(What you have to do): Scan the data below for the string "惠州市第一妇幼保健院". Show every line where it turns up.
--- Begin Records to use ---
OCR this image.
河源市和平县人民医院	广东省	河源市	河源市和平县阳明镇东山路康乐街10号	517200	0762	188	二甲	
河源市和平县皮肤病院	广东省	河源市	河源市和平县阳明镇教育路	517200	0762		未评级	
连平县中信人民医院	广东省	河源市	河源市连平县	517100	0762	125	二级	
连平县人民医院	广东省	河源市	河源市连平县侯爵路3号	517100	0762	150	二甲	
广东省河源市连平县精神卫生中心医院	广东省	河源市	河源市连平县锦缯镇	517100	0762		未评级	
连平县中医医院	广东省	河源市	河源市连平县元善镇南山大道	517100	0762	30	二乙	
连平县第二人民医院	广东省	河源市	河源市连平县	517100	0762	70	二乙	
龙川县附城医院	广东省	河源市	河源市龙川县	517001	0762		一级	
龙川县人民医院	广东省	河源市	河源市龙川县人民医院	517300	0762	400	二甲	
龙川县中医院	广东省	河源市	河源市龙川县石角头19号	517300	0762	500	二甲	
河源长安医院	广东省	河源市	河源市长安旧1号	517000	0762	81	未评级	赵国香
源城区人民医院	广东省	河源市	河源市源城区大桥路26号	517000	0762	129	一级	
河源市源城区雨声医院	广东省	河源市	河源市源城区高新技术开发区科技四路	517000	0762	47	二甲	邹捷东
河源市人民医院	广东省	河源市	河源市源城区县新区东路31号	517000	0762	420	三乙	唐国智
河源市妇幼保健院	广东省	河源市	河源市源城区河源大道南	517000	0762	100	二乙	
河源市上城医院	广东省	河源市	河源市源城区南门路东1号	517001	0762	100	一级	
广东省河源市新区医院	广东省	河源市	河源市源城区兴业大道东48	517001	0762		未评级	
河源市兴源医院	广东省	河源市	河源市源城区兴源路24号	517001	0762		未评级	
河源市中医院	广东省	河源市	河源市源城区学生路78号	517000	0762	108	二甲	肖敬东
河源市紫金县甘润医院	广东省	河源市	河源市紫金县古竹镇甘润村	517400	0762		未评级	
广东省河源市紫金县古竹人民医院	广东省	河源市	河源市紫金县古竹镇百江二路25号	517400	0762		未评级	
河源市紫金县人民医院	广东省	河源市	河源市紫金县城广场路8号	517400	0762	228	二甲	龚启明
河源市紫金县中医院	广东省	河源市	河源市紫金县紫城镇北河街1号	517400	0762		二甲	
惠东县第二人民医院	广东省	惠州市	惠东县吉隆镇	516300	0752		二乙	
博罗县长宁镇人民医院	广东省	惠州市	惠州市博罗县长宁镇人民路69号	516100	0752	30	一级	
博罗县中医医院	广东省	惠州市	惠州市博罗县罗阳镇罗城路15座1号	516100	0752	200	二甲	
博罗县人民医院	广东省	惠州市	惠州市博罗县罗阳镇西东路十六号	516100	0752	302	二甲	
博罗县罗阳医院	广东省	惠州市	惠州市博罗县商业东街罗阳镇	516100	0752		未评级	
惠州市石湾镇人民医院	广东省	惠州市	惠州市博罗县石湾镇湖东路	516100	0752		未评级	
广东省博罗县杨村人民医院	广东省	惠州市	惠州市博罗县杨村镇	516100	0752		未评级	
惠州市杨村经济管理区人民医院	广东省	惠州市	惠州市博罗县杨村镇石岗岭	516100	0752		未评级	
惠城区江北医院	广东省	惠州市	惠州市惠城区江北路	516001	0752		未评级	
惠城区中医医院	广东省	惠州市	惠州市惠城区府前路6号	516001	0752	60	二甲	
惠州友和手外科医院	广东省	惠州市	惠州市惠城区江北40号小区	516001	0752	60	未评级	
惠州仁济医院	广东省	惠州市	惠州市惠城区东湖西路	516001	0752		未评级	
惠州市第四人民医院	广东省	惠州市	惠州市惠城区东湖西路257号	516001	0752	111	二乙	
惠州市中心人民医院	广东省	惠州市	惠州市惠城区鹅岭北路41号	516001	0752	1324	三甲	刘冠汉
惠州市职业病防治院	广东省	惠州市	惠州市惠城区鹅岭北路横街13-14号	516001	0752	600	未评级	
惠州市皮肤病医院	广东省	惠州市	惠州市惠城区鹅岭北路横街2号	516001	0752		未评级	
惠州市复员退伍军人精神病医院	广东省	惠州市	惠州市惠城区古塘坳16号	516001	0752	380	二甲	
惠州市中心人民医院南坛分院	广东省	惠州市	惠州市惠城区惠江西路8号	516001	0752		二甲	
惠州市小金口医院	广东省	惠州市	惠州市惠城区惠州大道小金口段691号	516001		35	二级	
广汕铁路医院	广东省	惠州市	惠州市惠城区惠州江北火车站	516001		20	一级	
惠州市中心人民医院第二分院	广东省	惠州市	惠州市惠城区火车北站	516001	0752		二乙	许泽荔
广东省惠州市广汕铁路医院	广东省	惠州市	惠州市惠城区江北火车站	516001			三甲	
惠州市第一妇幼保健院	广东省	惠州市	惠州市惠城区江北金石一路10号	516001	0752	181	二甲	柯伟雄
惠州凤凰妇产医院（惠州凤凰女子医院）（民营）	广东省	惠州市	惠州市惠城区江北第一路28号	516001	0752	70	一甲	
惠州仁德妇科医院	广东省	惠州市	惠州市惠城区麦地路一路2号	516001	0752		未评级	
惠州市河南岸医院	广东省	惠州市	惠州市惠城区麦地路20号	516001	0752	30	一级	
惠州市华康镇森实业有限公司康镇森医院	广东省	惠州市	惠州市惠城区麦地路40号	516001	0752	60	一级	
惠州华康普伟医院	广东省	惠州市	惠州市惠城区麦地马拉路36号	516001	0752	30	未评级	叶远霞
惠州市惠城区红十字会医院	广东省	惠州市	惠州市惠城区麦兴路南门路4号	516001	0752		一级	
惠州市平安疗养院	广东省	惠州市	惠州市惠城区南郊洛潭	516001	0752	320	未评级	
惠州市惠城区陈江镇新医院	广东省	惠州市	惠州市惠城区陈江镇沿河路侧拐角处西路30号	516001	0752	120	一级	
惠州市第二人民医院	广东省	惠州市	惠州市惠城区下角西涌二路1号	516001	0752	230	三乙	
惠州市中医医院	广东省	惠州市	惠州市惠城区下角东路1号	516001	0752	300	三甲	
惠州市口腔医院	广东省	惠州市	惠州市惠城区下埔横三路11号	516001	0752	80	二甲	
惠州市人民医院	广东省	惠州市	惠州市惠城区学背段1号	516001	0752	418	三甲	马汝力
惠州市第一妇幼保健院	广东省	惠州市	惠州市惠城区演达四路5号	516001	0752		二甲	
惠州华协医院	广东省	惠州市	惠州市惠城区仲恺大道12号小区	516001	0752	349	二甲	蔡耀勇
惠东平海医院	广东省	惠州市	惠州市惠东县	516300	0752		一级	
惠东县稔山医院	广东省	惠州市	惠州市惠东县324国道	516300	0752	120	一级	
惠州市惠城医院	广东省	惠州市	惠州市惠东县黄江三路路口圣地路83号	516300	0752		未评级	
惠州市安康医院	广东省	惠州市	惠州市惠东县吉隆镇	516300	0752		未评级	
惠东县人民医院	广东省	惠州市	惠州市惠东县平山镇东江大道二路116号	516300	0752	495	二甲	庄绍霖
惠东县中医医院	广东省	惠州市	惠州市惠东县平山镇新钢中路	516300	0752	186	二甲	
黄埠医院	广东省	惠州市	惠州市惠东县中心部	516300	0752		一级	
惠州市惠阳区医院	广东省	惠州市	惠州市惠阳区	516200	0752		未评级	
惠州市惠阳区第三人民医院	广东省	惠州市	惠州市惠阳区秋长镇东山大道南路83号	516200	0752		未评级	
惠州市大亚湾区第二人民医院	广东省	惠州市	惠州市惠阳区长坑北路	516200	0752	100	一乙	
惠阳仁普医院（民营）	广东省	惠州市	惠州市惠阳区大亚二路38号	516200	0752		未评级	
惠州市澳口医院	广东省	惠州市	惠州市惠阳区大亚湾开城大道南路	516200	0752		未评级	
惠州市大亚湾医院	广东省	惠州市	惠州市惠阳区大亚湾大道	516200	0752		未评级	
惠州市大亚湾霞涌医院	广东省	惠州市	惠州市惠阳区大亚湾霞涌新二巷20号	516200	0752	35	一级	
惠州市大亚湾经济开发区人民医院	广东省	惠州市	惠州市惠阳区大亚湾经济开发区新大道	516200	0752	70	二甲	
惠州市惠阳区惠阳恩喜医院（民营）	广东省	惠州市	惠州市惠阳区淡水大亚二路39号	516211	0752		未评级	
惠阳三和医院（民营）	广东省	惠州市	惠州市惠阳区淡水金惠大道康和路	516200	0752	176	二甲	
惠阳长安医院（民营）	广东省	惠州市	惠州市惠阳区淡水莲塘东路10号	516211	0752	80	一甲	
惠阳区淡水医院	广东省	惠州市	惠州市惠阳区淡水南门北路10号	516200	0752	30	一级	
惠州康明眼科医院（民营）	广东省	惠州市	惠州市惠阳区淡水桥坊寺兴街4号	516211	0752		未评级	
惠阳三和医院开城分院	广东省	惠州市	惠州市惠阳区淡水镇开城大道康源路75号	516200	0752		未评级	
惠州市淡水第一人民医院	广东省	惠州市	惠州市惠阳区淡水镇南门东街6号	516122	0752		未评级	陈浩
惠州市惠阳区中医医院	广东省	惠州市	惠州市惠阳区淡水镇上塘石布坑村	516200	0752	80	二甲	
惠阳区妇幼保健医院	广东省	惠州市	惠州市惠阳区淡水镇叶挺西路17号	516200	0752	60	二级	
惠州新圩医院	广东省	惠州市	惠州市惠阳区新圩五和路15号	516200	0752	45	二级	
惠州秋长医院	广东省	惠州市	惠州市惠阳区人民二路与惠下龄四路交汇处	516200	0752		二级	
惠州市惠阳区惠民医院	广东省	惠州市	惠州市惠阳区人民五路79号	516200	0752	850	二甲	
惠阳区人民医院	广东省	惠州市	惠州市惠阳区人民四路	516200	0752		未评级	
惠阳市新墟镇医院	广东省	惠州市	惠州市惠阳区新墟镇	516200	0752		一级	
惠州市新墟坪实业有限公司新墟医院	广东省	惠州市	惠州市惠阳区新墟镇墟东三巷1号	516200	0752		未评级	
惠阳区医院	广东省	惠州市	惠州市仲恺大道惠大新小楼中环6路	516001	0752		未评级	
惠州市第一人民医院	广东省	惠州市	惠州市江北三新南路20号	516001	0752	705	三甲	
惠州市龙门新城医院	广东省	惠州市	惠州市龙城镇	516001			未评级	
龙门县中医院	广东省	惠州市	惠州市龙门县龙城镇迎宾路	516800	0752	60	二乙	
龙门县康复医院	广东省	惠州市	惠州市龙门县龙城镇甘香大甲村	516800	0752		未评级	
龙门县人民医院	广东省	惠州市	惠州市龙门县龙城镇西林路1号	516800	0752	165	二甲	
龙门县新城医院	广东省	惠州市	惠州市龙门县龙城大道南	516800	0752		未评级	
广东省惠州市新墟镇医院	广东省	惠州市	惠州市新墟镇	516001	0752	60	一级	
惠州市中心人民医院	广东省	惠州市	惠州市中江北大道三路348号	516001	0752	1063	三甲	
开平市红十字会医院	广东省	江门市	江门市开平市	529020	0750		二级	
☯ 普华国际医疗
--- End Records to use ---
(Output for this task):
惠州市第一妇幼保健院	广东省	惠州市	惠州市惠城区江北金石一路10号	516001	0752	181	二甲	柯伟雄
惠州市第一妇幼保健院	广东省	惠州市	惠州市惠城区演达四路5号	516001	0752		二甲	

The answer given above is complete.